──────── EXCERPTED RECORDS ────────

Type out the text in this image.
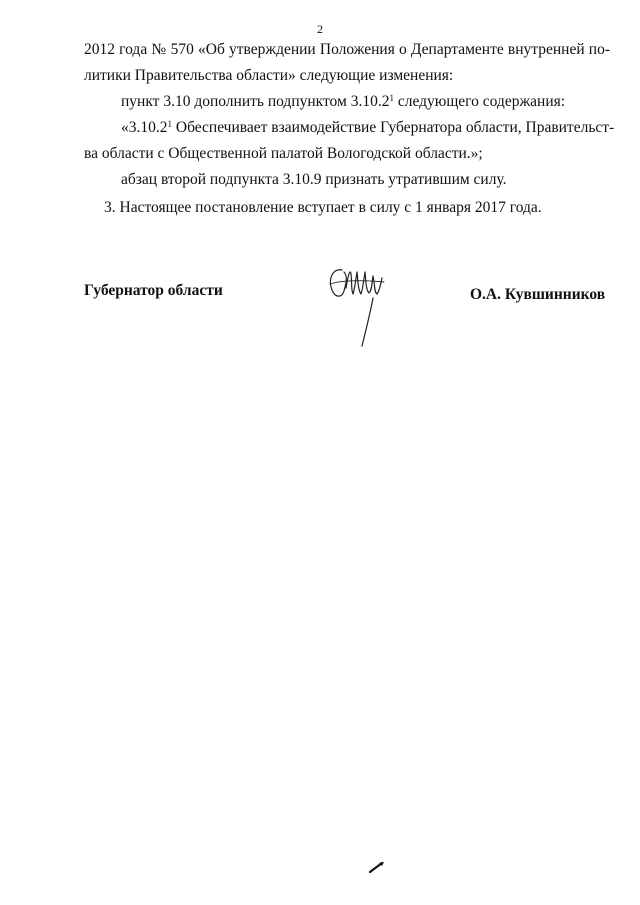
2
2012 года № 570 «Об утверждении Положения о Департаменте внутренней по-
литики Правительства области» следующие изменения:
пункт 3.10 дополнить подпунктом 3.10.2$^1$ следующего содержания:
«3.10.2$^1$ Обеспечивает взаимодействие Губернатора области, Правительст-
ва области с Общественной палатой Вологодской области.»;
абзац второй подпункта 3.10.9 признать утратившим силу.
3. Настоящее постановление вступает в силу с 1 января 2017 года.
Губернатор области	О.А. Кувшинников
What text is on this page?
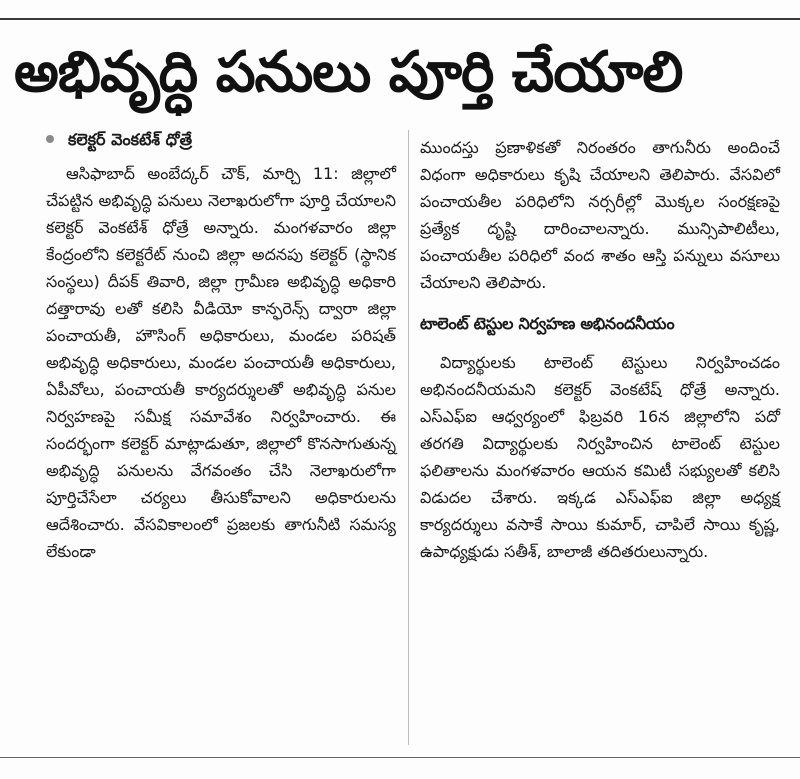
అభివృద్ధి పనులు పూర్తి చేయాలి
కలెక్టర్ వెంకటేశ్ ధోత్రే

ఆసిఫాబాద్ అంబేద్కర్ చౌక్, మార్చి 11: జిల్లాలో చేపట్టిన అభివృద్ధి పనులు నెలాఖరులోగా పూర్తి చేయాలని కలెక్టర్ వెంకటేశ్ ధోత్రే అన్నారు. మంగళవారం జిల్లా కేంద్రంలోని కలెక్టరేట్ నుంచి జిల్లా అదనపు కలెక్టర్ (స్థానిక సంస్థలు) దీపక్ తివారి, జిల్లా గ్రామీణ అభివృద్ధి అధికారి దత్తారావు లతో కలిసి వీడియో కాన్ఫరెన్స్ ద్వారా జిల్లా పంచాయతీ, హౌసింగ్ అధికారులు, మండల పరిషత్ అభివృద్ధి అధికారులు, మండల పంచాయతీ అధికారులు, ఏపీవోలు, పంచాయతీ కార్యదర్శులతో అభివృద్ధి పనుల నిర్వహణపై సమీక్ష సమావేశం నిర్వహించారు. ఈ సందర్భంగా కలెక్టర్ మాట్లాడుతూ, జిల్లాలో కొనసాగుతున్న అభివృద్ధి పనులను వేగవంతం చేసి నెలాఖరులోగా పూర్తిచేసేలా చర్యలు తీసుకోవాలని అధికారులను ఆదేశించారు. వేసవికాలంలో ప్రజలకు తాగునీటి సమస్య లేకుండా

ముందస్తు ప్రణాళికతో నిరంతరం తాగునీరు అందించే విధంగా అధికారులు కృషి చేయాలని తెలిపారు. వేసవిలో పంచాయతీల పరిధిలోని నర్సరీల్లో మొక్కల సంరక్షణపై ప్రత్యేక దృష్టి దారించాలన్నారు. మున్సిపాలిటీలు, పంచాయతీల పరిధిలో వంద శాతం ఆస్తి పన్నులు వసూలు చేయాలని తెలిపారు.

టాలెంట్ టెస్టుల నిర్వహణ అభినందనీయం

విద్యార్థులకు టాలెంట్ టెస్టులు నిర్వహించడం అభినందనీయమని కలెక్టర్ వెంకటేష్ ధోత్రే అన్నారు. ఎస్ఎఫ్ఐ ఆధ్వర్యంలో ఫిబ్రవరి 16న జిల్లాలోని పదో తరగతి విద్యార్థులకు నిర్వహించిన టాలెంట్ టెస్టుల ఫలితాలను మంగళవారం ఆయన కమిటీ సభ్యులతో కలిసి విడుదల చేశారు. ఇక్కడ ఎస్ఎఫ్ఐ జిల్లా అధ్యక్ష కార్యదర్శులు వసాకే సాయి కుమార్, చాపిలే సాయి కృష్ణ, ఉపాధ్యక్షుడు సతీశ్, బాలాజీ తదితరులున్నారు.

────────

» SET PROBLEM:
Leave out the pictures and copy the rest of the material above exactly.

» CORRECT ANSWER:
Type out the text in this image.
2
2012 года № 570 «Об утверждении Положения о Департаменте внутренней по-
литики Правительства области» следующие изменения:
пункт 3.10 дополнить подпунктом 3.10.2$^1$ следующего содержания:
«3.10.2$^1$ Обеспечивает взаимодействие Губернатора области, Правительст-
ва области с Общественной палатой Вологодской области.»;
абзац второй подпункта 3.10.9 признать утратившим силу.
3. Настоящее постановление вступает в силу с 1 января 2017 года.
Губернатор области	О.А. Кувшинников
What text is on this page?
అభివృద్ధి పనులు పూర్తి చేయాలి
కలెక్టర్ వెంకటేశ్ ధోత్రే

ఆసిఫాబాద్ అంబేద్కర్ చౌక్, మార్చి 11: జిల్లాలో చేపట్టిన అభివృద్ధి పనులు నెలాఖరులోగా పూర్తి చేయాలని కలెక్టర్ వెంకటేశ్ ధోత్రే అన్నారు. మంగళవారం జిల్లా కేంద్రంలోని కలెక్టరేట్ నుంచి జిల్లా అదనపు కలెక్టర్ (స్థానిక సంస్థలు) దీపక్ తివారి, జిల్లా గ్రామీణ అభివృద్ధి అధికారి దత్తారావు లతో కలిసి వీడియో కాన్ఫరెన్స్ ద్వారా జిల్లా పంచాయతీ, హౌసింగ్ అధికారులు, మండల పరిషత్ అభివృద్ధి అధికారులు, మండల పంచాయతీ అధికారులు, ఏపీవోలు, పంచాయతీ కార్యదర్శులతో అభివృద్ధి పనుల నిర్వహణపై సమీక్ష సమావేశం నిర్వహించారు. ఈ సందర్భంగా కలెక్టర్ మాట్లాడుతూ, జిల్లాలో కొనసాగుతున్న అభివృద్ధి పనులను వేగవంతం చేసి నెలాఖరులోగా పూర్తిచేసేలా చర్యలు తీసుకోవాలని అధికారులను ఆదేశించారు. వేసవికాలంలో ప్రజలకు తాగునీటి సమస్య లేకుండా

ముందస్తు ప్రణాళికతో నిరంతరం తాగునీరు అందించే విధంగా అధికారులు కృషి చేయాలని తెలిపారు. వేసవిలో పంచాయతీల పరిధిలోని నర్సరీల్లో మొక్కల సంరక్షణపై ప్రత్యేక దృష్టి దారించాలన్నారు. మున్సిపాలిటీలు, పంచాయతీల పరిధిలో వంద శాతం ఆస్తి పన్నులు వసూలు చేయాలని తెలిపారు.

టాలెంట్ టెస్టుల నిర్వహణ అభినందనీయం

విద్యార్థులకు టాలెంట్ టెస్టులు నిర్వహించడం అభినందనీయమని కలెక్టర్ వెంకటేష్ ధోత్రే అన్నారు. ఎస్ఎఫ్ఐ ఆధ్వర్యంలో ఫిబ్రవరి 16న జిల్లాలోని పదో తరగతి విద్యార్థులకు నిర్వహించిన టాలెంట్ టెస్టుల ఫలితాలను మంగళవారం ఆయన కమిటీ సభ్యులతో కలిసి విడుదల చేశారు. ఇక్కడ ఎస్ఎఫ్ఐ జిల్లా అధ్యక్ష కార్యదర్శులు వసాకే సాయి కుమార్, చాపిలే సాయి కృష్ణ, ఉపాధ్యక్షుడు సతీశ్, బాలాజీ తదితరులున్నారు.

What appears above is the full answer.